■ Exercise objective
Give again, word for word, only the lines from the one containing "Output a JSON" through the final line.

+++

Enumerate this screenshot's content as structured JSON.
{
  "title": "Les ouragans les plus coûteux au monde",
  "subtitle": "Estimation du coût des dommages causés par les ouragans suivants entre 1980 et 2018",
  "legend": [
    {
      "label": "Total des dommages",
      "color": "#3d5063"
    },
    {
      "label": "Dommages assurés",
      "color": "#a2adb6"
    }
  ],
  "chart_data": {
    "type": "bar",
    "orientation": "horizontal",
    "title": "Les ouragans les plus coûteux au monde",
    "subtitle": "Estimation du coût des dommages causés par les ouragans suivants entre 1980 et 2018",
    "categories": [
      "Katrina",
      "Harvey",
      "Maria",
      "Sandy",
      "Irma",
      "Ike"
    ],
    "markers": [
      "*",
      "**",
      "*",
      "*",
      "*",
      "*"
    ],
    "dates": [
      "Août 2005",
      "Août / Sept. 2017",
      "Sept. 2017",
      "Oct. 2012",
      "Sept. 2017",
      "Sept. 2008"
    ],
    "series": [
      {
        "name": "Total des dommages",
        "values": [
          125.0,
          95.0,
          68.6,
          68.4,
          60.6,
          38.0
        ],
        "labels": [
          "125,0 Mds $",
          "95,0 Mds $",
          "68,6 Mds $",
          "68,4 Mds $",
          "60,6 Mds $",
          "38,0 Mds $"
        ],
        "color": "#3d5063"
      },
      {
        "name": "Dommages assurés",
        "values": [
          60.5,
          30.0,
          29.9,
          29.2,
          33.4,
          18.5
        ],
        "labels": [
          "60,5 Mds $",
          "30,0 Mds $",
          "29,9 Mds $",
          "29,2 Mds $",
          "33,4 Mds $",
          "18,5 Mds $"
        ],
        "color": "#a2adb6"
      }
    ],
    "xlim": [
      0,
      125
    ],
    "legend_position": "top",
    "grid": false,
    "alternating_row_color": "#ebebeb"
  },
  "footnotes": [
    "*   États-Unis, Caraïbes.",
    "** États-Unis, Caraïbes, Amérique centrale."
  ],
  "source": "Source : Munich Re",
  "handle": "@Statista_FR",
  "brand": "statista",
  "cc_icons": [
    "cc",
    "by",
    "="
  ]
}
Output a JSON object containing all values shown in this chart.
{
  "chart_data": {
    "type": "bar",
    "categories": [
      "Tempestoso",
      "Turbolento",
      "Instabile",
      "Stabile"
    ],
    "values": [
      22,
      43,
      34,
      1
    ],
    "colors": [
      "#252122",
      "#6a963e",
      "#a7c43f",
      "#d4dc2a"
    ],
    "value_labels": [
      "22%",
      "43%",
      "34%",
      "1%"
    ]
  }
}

+++

■ Result below
Output a JSON object containing all values shown in this chart.
{
  "chart_data": {
    "type": "bar",
    "categories": [
      "Tempestoso",
      "Turbolento",
      "Instabile",
      "Stabile"
    ],
    "values": [
      22,
      43,
      34,
      1
    ],
    "colors": [
      "#252122",
      "#6a963e",
      "#a7c43f",
      "#d4dc2a"
    ],
    "value_labels": [
      "22%",
      "43%",
      "34%",
      "1%"
    ]
  }
}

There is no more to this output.